## [What needs to be done]
Which lines in the items below contain the string "asterisk"? Identify each of them and copy it in full.

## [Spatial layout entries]
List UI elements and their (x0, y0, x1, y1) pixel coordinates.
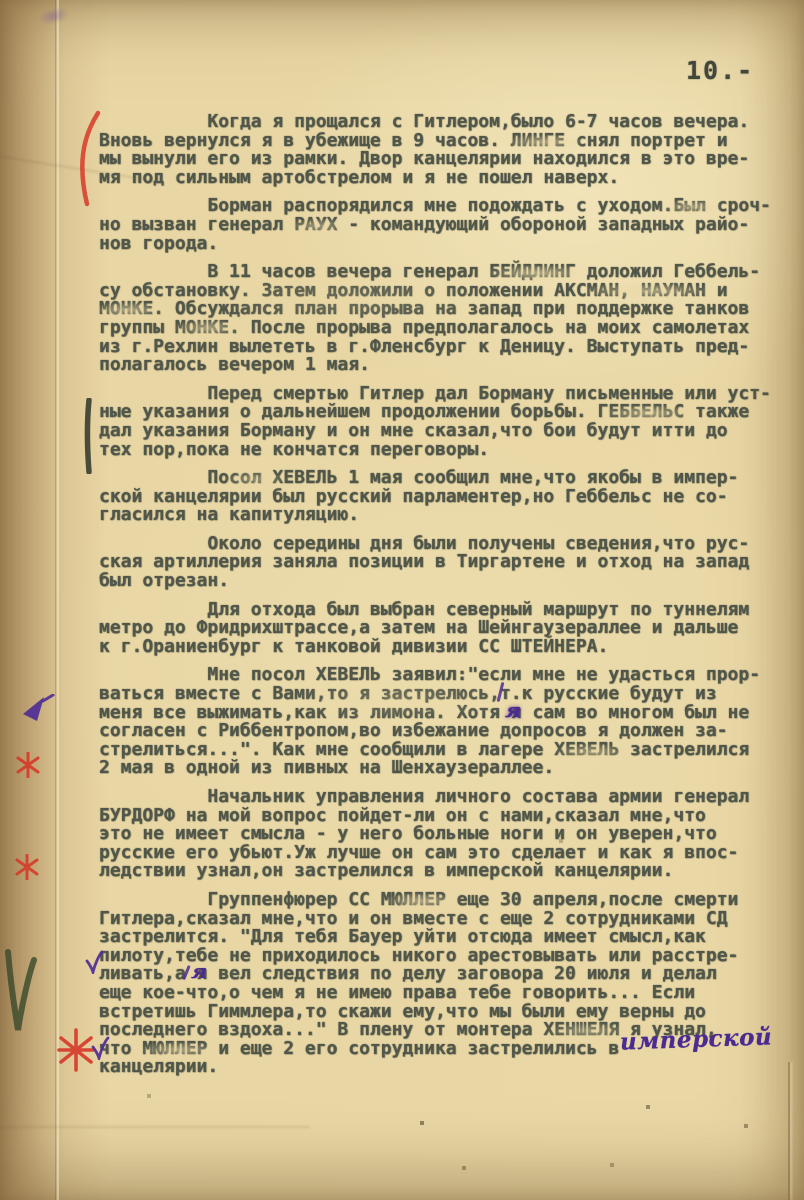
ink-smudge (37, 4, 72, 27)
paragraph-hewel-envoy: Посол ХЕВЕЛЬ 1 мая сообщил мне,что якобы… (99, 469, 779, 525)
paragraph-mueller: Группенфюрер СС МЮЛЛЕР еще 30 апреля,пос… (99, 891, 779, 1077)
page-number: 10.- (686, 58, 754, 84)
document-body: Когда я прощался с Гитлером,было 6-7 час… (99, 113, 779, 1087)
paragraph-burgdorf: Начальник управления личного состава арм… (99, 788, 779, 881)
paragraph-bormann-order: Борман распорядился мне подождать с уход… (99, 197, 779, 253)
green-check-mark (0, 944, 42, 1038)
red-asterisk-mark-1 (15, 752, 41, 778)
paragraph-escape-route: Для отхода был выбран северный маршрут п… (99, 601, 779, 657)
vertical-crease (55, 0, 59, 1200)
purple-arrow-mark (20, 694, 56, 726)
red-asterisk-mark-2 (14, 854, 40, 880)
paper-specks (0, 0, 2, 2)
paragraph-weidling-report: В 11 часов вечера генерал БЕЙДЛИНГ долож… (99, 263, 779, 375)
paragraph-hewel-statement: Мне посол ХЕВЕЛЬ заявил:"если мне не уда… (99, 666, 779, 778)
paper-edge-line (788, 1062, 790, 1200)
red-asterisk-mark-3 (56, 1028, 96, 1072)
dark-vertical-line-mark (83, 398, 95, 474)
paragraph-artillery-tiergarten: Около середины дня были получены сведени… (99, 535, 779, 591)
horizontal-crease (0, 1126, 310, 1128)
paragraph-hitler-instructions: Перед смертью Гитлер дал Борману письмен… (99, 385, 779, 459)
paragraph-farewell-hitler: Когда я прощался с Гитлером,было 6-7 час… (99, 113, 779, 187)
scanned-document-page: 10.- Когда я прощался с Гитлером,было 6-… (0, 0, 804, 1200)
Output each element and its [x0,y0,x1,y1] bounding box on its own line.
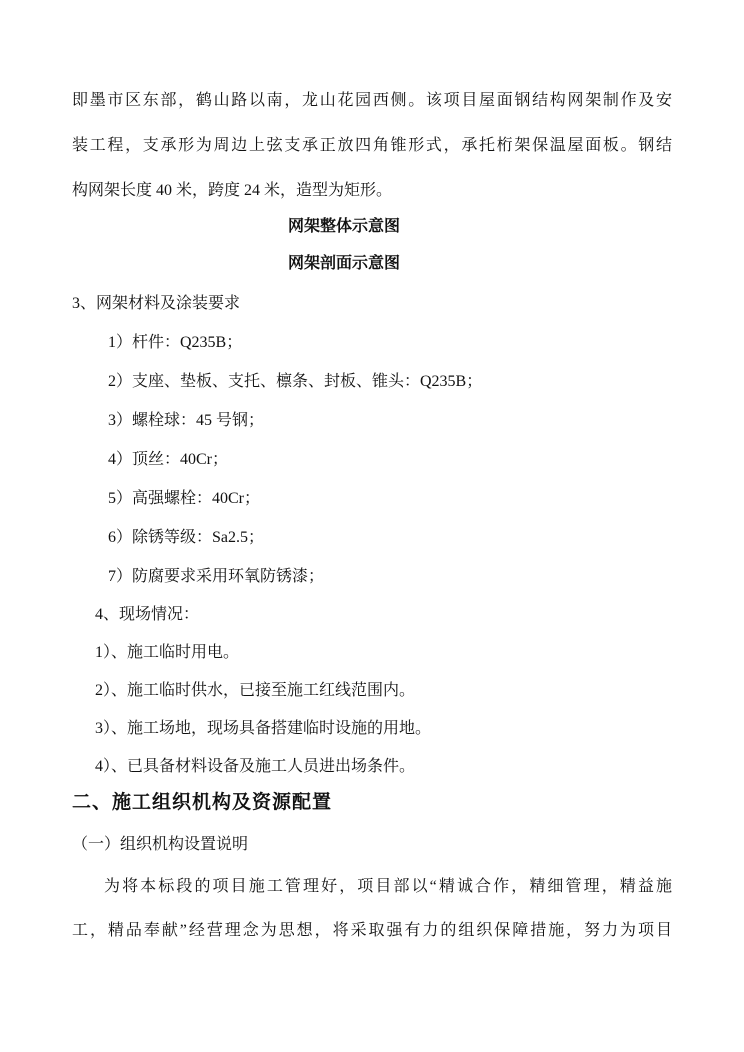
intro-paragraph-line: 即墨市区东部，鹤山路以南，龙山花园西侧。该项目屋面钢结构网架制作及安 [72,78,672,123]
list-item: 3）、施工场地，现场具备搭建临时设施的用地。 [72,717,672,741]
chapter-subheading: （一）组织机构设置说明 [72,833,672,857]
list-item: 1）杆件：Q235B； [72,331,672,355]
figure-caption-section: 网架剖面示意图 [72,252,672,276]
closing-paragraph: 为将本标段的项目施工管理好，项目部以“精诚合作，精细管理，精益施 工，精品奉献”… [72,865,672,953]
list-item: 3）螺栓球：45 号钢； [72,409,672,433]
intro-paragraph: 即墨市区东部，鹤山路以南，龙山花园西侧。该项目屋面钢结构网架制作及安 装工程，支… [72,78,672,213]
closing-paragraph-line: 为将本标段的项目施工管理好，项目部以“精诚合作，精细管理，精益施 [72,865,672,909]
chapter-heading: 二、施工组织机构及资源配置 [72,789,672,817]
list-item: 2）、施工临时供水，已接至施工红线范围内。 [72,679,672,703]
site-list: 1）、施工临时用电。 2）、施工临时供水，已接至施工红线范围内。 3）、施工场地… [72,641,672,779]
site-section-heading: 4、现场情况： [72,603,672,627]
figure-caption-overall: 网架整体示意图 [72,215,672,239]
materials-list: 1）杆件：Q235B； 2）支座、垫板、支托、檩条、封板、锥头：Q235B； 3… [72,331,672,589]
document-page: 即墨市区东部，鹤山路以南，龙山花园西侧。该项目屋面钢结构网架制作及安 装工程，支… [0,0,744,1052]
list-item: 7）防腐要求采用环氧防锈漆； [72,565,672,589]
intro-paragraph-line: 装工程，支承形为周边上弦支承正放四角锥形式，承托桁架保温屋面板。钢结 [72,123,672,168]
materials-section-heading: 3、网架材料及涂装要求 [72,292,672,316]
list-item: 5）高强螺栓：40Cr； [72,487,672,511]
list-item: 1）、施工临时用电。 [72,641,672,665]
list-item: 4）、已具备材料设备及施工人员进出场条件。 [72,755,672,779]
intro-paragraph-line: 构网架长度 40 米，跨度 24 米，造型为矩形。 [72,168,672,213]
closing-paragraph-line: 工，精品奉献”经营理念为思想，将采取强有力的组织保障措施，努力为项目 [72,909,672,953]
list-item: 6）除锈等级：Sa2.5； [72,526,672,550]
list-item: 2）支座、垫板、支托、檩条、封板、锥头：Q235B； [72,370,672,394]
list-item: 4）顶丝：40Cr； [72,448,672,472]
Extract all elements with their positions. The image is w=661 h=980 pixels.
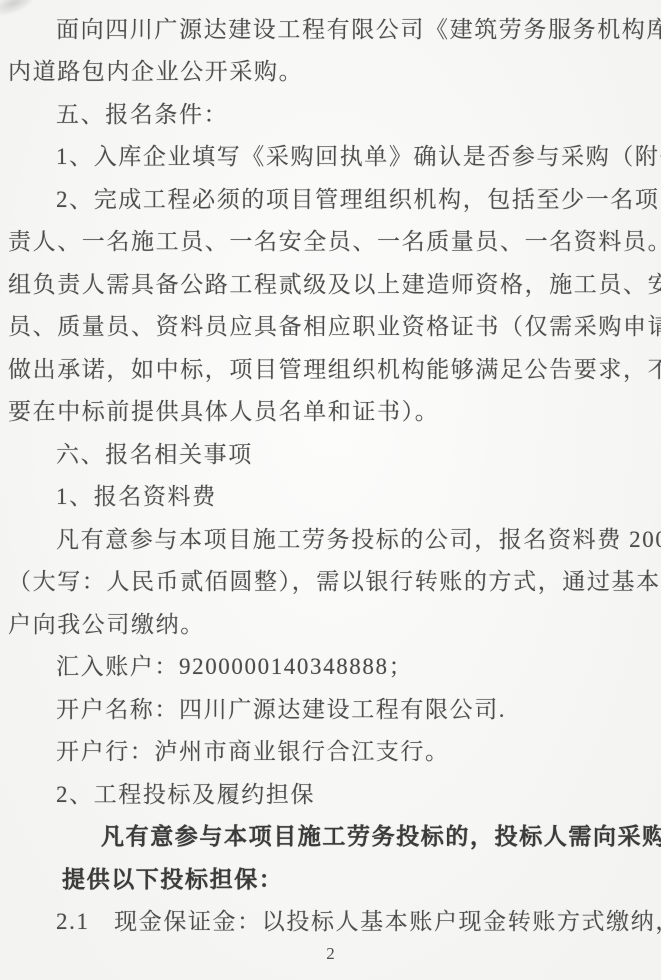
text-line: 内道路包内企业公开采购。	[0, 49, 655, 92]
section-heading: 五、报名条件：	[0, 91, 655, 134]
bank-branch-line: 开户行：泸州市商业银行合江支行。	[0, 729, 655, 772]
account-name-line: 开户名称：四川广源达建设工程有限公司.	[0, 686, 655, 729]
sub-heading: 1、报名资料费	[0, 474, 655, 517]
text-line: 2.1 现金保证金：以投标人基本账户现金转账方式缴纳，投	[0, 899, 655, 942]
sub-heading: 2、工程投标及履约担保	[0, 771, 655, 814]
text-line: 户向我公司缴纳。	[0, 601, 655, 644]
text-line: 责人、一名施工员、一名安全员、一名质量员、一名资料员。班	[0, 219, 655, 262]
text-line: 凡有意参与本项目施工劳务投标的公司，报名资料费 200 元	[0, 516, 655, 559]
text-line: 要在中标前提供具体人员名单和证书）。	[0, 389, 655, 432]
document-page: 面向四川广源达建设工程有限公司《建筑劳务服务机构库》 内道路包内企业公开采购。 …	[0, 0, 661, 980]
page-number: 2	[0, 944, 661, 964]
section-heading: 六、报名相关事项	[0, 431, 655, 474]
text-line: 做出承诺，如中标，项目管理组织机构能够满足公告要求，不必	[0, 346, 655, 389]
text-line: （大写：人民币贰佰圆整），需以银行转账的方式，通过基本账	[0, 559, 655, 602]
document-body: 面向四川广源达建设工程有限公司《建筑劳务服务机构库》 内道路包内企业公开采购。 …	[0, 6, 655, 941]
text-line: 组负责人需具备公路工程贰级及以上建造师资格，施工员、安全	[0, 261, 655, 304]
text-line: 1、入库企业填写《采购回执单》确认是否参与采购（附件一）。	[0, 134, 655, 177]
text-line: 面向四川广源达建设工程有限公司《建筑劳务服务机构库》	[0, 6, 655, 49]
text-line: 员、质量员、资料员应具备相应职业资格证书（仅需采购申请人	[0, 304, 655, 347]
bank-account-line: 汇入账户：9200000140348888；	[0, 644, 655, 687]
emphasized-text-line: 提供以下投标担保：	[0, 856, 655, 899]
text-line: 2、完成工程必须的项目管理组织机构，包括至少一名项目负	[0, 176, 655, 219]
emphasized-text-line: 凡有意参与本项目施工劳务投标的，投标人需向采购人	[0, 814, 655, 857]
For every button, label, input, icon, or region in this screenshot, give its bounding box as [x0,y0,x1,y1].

## [Result of this task]
red-asterisk-mark-1 (15, 752, 41, 778)
red-asterisk-mark-2 (14, 854, 40, 880)
red-asterisk-mark-3 (56, 1028, 96, 1072)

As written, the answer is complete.